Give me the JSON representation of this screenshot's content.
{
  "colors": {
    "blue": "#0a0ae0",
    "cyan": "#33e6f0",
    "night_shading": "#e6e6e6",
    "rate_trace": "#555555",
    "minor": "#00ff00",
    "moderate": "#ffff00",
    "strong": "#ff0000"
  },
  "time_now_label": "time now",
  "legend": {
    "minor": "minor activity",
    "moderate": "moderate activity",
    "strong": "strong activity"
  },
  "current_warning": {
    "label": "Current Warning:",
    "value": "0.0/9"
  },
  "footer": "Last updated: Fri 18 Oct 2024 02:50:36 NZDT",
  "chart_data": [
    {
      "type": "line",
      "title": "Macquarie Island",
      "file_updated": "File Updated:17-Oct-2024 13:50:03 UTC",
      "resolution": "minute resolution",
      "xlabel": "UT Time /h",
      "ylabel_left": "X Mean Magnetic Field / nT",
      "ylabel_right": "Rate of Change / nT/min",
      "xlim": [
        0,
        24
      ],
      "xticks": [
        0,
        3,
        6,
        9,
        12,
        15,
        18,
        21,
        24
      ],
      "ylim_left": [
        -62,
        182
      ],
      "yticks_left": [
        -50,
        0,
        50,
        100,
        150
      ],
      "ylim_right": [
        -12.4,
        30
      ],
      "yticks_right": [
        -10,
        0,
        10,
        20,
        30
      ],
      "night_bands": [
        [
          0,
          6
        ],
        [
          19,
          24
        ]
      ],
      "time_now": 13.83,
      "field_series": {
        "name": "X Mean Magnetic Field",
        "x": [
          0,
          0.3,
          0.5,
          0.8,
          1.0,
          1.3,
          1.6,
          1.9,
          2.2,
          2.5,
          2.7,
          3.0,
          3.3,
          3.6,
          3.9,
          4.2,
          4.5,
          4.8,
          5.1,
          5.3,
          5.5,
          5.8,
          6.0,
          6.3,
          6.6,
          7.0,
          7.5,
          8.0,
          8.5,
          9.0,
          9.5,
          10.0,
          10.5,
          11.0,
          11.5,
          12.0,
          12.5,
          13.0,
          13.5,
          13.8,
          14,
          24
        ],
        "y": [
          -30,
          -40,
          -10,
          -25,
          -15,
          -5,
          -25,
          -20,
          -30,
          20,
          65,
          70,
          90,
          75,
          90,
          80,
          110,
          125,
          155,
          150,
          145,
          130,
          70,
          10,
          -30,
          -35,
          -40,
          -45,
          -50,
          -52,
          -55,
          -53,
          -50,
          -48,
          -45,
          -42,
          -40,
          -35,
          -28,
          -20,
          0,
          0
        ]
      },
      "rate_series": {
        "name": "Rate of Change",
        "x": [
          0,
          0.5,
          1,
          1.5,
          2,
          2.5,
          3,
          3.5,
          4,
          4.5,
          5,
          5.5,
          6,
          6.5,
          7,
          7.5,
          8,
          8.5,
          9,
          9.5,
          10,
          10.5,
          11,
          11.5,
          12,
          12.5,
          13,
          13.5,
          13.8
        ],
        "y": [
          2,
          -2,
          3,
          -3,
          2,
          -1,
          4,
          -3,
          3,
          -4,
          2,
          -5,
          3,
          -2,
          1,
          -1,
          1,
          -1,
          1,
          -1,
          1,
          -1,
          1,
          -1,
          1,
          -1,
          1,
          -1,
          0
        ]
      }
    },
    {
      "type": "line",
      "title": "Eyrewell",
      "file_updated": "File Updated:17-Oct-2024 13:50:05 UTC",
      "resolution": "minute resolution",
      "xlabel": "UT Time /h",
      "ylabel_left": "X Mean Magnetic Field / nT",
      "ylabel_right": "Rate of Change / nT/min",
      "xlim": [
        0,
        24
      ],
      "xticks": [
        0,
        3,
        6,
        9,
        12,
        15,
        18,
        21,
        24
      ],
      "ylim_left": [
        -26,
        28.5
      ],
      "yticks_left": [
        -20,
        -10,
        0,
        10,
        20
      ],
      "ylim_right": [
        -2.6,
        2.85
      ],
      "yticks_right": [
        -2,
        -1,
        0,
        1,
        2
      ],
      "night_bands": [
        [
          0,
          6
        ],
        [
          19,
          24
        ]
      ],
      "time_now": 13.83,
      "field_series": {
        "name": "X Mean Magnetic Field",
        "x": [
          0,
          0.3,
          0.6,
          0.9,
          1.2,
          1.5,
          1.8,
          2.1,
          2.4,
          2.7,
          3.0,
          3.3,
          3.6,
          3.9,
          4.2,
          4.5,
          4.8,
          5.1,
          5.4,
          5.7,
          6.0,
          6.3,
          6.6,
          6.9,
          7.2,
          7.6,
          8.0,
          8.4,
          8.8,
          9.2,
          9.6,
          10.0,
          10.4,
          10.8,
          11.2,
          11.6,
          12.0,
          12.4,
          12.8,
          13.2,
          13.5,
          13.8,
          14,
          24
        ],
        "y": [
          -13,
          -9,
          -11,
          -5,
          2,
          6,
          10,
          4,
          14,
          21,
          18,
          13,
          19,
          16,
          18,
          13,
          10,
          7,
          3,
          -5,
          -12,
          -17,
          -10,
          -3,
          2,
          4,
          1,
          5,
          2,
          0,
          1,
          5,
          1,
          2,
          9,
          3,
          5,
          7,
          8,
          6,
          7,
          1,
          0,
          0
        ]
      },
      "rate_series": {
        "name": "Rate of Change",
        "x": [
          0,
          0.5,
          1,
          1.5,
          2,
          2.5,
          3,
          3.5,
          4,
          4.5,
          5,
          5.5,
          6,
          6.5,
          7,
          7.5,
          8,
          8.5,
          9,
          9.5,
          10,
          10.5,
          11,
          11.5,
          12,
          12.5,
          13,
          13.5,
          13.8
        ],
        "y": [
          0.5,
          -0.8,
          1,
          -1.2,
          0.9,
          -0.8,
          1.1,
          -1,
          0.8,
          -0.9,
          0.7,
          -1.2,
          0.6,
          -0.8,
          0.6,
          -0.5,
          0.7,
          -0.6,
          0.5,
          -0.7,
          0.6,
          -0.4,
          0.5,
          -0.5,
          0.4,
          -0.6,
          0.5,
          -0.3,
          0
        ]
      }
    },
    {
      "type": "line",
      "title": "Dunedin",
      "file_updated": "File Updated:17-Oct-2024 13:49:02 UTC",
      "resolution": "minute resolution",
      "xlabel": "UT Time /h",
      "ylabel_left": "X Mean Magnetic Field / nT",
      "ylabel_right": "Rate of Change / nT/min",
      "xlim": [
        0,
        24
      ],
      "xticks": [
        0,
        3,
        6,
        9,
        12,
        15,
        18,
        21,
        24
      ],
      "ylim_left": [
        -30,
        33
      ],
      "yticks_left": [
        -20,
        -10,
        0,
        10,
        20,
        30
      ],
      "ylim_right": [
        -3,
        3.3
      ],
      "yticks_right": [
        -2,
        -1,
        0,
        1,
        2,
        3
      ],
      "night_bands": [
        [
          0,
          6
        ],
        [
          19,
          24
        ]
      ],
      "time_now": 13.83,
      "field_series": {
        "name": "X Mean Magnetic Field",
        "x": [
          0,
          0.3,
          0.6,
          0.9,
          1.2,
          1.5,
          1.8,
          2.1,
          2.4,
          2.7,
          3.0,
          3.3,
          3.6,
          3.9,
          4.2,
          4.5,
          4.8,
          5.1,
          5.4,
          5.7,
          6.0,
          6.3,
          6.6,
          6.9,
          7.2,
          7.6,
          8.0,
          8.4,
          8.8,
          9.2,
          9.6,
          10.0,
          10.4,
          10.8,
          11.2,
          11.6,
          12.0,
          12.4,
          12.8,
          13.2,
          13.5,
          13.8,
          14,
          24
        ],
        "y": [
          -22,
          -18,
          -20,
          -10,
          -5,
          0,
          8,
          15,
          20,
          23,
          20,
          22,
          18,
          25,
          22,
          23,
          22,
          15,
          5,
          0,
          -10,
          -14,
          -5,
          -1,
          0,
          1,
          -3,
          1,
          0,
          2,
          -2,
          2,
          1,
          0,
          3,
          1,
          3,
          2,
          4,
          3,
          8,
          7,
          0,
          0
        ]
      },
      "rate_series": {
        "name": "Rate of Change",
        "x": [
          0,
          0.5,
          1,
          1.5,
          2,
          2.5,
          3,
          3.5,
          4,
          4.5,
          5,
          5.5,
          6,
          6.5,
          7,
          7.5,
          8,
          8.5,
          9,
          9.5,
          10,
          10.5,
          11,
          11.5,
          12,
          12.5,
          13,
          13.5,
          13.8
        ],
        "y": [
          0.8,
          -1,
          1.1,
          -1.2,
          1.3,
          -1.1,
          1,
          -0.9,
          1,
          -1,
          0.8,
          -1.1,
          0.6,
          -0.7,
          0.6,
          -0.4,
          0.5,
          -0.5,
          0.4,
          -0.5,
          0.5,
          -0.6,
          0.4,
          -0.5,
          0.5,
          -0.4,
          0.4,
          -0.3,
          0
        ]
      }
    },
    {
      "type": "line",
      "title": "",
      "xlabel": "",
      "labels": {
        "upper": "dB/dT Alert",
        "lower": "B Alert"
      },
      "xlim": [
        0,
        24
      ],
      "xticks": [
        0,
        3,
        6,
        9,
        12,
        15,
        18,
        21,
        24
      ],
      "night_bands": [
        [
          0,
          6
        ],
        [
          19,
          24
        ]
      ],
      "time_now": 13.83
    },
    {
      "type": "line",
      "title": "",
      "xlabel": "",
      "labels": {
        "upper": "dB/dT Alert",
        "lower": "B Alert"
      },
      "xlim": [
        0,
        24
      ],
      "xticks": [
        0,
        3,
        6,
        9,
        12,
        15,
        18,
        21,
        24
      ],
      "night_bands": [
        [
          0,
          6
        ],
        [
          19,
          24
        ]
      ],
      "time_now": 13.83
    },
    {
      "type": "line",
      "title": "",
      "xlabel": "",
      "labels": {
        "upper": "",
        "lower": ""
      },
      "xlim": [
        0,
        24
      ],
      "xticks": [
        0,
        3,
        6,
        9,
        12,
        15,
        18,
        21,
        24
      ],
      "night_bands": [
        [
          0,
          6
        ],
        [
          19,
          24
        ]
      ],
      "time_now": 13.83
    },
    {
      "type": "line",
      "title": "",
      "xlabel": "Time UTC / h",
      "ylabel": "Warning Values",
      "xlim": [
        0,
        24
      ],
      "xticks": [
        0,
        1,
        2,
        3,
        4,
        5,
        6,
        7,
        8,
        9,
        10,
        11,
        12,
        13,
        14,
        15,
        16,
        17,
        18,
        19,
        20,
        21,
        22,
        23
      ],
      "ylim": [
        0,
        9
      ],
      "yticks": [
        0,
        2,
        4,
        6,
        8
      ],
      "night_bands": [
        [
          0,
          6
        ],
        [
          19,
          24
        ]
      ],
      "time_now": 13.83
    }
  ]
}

**GIVEN INSTRUCTION:** Above are the records. Identify each line that contains the word "strong".

**REPLY:**
    "strong": "#ff0000"
    "strong": "strong activity"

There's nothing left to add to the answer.